Stored data
## start

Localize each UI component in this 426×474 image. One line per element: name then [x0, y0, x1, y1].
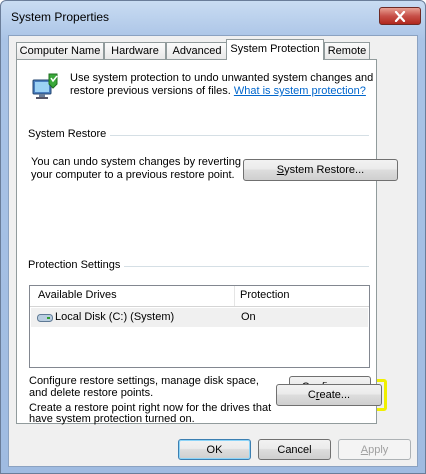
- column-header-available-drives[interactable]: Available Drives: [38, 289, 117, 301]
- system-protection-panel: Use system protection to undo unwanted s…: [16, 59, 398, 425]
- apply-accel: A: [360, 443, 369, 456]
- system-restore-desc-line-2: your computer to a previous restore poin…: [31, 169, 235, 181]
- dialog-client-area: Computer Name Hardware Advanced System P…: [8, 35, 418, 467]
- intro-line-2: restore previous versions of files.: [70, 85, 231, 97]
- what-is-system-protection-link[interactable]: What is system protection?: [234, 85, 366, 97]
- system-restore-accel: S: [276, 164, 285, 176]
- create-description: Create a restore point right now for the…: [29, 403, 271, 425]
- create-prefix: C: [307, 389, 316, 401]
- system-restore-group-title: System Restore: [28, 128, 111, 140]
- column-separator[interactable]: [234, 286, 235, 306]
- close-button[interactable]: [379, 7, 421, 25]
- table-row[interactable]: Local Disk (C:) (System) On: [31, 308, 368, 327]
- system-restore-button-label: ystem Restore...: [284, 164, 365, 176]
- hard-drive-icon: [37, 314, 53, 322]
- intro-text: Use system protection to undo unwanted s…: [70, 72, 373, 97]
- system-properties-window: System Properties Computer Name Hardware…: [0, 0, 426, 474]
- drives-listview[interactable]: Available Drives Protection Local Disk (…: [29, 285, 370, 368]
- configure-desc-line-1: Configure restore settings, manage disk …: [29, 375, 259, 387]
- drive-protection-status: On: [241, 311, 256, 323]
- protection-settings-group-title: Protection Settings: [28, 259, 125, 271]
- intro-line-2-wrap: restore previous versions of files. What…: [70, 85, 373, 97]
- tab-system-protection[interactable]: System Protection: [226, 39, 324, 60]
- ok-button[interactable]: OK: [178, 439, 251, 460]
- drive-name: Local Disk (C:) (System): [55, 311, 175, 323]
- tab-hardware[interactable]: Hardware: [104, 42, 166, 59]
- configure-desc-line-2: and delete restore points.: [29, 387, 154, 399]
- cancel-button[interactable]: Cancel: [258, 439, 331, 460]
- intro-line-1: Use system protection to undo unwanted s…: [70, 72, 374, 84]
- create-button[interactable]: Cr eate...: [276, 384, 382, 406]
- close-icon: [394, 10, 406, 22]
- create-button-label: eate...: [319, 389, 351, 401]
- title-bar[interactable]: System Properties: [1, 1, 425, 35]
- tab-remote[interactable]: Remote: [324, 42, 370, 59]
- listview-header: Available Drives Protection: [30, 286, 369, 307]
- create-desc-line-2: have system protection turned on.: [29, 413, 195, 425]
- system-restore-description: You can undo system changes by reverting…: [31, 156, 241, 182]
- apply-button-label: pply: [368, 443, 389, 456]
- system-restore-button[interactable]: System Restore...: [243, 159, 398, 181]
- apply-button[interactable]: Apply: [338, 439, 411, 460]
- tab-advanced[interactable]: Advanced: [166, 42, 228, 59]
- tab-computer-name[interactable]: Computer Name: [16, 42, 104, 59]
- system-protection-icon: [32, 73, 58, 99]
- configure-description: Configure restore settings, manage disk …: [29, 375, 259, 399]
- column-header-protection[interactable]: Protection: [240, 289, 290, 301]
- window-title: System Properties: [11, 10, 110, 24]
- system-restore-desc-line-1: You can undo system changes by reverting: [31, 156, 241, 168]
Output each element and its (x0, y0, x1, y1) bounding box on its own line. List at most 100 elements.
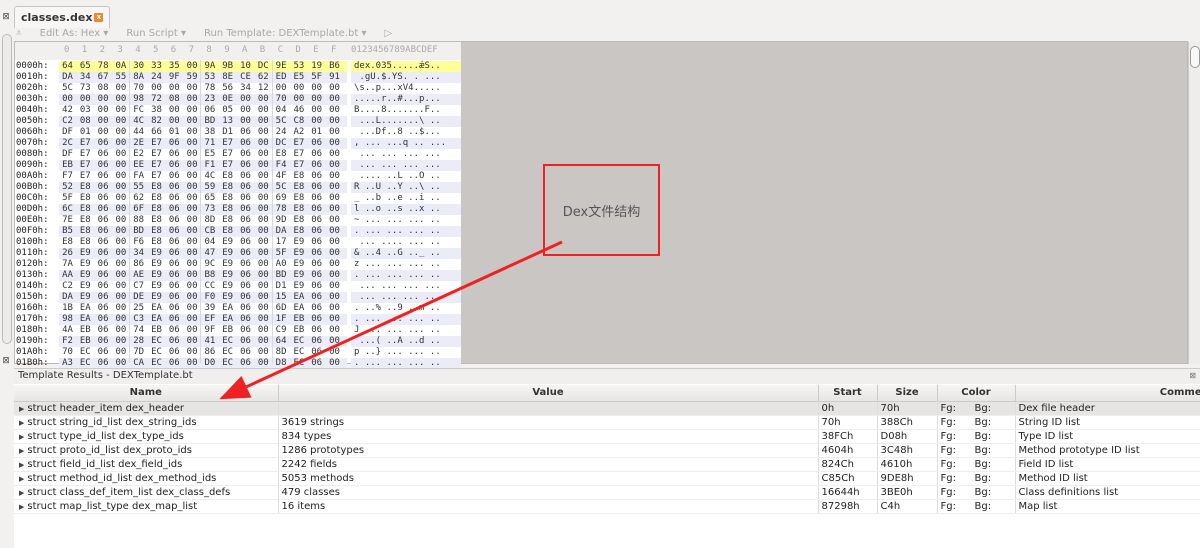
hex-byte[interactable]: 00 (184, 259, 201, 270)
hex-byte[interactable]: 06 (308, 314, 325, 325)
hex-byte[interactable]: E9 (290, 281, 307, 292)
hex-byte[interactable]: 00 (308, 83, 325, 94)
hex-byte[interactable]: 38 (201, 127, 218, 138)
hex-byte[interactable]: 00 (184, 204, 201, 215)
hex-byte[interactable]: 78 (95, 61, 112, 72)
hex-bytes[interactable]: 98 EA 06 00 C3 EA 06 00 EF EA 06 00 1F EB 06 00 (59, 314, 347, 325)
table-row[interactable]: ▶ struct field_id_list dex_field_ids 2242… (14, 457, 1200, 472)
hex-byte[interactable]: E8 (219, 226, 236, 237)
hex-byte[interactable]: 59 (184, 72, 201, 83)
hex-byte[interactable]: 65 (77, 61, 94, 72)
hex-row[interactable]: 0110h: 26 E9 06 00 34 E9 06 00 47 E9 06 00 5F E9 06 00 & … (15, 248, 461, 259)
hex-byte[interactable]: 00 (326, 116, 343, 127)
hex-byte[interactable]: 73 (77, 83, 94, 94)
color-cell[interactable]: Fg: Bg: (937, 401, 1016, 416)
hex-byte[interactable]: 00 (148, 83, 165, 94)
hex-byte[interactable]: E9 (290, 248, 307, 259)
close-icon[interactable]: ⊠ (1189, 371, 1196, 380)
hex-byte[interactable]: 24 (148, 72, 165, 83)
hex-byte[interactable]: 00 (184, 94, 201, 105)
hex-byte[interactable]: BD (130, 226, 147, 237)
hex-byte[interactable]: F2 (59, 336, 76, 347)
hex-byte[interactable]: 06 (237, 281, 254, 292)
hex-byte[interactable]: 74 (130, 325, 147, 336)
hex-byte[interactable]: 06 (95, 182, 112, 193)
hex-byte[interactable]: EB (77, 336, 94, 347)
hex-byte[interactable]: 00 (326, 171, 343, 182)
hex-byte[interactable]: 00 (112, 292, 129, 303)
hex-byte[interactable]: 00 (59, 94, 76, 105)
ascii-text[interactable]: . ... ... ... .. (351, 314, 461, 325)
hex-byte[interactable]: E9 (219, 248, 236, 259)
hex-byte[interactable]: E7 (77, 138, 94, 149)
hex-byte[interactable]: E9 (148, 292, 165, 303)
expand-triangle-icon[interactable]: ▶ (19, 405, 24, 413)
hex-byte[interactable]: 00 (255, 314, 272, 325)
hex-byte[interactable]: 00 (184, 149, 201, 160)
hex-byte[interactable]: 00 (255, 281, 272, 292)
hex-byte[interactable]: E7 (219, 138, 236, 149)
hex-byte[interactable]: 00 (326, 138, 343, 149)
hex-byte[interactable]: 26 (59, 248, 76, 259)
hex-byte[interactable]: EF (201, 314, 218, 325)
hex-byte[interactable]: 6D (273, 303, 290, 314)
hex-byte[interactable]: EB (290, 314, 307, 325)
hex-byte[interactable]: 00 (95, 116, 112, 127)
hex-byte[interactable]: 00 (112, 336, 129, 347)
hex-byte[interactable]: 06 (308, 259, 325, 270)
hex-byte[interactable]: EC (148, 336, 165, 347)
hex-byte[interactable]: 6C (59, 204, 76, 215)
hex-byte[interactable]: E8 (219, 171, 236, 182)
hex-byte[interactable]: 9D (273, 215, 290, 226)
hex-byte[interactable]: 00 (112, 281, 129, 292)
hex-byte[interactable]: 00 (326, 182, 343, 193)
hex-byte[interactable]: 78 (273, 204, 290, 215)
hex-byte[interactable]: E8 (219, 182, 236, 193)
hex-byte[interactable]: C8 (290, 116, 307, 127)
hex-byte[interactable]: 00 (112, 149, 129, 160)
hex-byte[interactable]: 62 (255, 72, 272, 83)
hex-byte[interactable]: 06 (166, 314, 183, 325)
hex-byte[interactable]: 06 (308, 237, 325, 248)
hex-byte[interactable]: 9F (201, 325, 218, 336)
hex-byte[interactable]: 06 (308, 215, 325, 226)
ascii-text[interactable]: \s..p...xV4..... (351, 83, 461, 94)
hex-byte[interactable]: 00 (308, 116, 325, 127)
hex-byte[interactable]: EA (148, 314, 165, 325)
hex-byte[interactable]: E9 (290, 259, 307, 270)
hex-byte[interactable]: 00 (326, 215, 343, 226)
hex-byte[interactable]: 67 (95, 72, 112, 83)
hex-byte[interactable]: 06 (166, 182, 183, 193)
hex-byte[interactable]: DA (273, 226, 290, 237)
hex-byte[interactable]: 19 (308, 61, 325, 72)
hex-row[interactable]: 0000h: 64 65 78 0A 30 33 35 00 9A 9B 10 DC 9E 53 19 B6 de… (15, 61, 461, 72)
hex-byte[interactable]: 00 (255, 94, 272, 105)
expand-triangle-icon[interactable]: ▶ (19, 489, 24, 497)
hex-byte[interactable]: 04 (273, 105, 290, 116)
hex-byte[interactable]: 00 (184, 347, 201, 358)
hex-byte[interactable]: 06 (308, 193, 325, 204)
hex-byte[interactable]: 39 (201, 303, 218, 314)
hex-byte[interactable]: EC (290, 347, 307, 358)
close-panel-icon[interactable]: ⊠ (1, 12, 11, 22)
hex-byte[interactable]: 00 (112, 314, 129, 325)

## end

Exercise goal - Copy word for word the stretch of the data from the line that contains "- column-header-available-drives[interactable]: Available" through the line that contains "- intro-line-2: restore", including both of those lines.

Completed exercise -
- column-header-available-drives[interactable]: Available Drives: [38, 289, 117, 301]
- system-protection-panel: Use system protection to undo unwanted s…: [16, 59, 398, 425]
- apply-accel: A: [360, 443, 369, 456]
- system-restore-desc-line-2: your computer to a previous restore poin…: [31, 169, 235, 181]
- dialog-client-area: Computer Name Hardware Advanced System P…: [8, 35, 418, 467]
- intro-line-2: restore previous versions of files.: [70, 85, 231, 97]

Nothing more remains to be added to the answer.